━━━━━ Records for this task

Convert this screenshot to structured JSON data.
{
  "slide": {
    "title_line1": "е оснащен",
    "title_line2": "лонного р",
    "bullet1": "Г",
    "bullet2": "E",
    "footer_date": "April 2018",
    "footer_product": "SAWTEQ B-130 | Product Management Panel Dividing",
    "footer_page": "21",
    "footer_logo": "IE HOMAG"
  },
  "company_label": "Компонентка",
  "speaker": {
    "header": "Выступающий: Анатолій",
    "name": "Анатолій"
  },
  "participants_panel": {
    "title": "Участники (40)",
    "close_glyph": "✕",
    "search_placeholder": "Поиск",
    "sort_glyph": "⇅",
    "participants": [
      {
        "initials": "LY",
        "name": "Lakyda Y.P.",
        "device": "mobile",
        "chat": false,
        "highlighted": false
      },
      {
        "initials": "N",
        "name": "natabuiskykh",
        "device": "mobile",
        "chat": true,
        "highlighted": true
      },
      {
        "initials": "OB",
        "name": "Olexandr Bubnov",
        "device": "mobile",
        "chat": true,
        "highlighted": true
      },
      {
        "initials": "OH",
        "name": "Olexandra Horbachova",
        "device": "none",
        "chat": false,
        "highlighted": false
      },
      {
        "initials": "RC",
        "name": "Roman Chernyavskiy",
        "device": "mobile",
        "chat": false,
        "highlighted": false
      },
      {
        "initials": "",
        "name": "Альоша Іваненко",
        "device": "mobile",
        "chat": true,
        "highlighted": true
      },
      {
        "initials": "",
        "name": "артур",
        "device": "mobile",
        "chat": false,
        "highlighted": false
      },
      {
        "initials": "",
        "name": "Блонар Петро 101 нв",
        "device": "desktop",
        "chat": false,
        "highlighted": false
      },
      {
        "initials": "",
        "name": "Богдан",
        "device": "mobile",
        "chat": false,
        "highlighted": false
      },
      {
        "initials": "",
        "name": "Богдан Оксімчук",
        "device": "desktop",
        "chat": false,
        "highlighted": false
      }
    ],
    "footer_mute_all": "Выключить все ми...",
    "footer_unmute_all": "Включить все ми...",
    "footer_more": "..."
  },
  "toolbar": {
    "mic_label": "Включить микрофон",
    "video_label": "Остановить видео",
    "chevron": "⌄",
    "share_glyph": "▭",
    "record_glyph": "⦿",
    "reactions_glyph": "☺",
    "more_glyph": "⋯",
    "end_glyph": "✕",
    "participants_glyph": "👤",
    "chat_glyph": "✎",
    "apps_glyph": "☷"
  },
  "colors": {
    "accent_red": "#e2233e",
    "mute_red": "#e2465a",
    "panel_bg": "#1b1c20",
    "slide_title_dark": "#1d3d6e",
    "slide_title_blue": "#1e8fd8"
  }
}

━━━━━━━━━━

• [What you have to do]
Repeat the material above in full, quoting it exactly.

• [Task result]
Convert this screenshot to structured JSON data.
{
  "slide": {
    "title_line1": "е оснащен",
    "title_line2": "лонного р",
    "bullet1": "Г",
    "bullet2": "E",
    "footer_date": "April 2018",
    "footer_product": "SAWTEQ B-130 | Product Management Panel Dividing",
    "footer_page": "21",
    "footer_logo": "IE HOMAG"
  },
  "company_label": "Компонентка",
  "speaker": {
    "header": "Выступающий: Анатолій",
    "name": "Анатолій"
  },
  "participants_panel": {
    "title": "Участники (40)",
    "close_glyph": "✕",
    "search_placeholder": "Поиск",
    "sort_glyph": "⇅",
    "participants": [
      {
        "initials": "LY",
        "name": "Lakyda Y.P.",
        "device": "mobile",
        "chat": false,
        "highlighted": false
      },
      {
        "initials": "N",
        "name": "natabuiskykh",
        "device": "mobile",
        "chat": true,
        "highlighted": true
      },
      {
        "initials": "OB",
        "name": "Olexandr Bubnov",
        "device": "mobile",
        "chat": true,
        "highlighted": true
      },
      {
        "initials": "OH",
        "name": "Olexandra Horbachova",
        "device": "none",
        "chat": false,
        "highlighted": false
      },
      {
        "initials": "RC",
        "name": "Roman Chernyavskiy",
        "device": "mobile",
        "chat": false,
        "highlighted": false
      },
      {
        "initials": "",
        "name": "Альоша Іваненко",
        "device": "mobile",
        "chat": true,
        "highlighted": true
      },
      {
        "initials": "",
        "name": "артур",
        "device": "mobile",
        "chat": false,
        "highlighted": false
      },
      {
        "initials": "",
        "name": "Блонар Петро 101 нв",
        "device": "desktop",
        "chat": false,
        "highlighted": false
      },
      {
        "initials": "",
        "name": "Богдан",
        "device": "mobile",
        "chat": false,
        "highlighted": false
      },
      {
        "initials": "",
        "name": "Богдан Оксімчук",
        "device": "desktop",
        "chat": false,
        "highlighted": false
      }
    ],
    "footer_mute_all": "Выключить все ми...",
    "footer_unmute_all": "Включить все ми...",
    "footer_more": "..."
  },
  "toolbar": {
    "mic_label": "Включить микрофон",
    "video_label": "Остановить видео",
    "chevron": "⌄",
    "share_glyph": "▭",
    "record_glyph": "⦿",
    "reactions_glyph": "☺",
    "more_glyph": "⋯",
    "end_glyph": "✕",
    "participants_glyph": "👤",
    "chat_glyph": "✎",
    "apps_glyph": "☷"
  },
  "colors": {
    "accent_red": "#e2233e",
    "mute_red": "#e2465a",
    "panel_bg": "#1b1c20",
    "slide_title_dark": "#1d3d6e",
    "slide_title_blue": "#1e8fd8"
  }
}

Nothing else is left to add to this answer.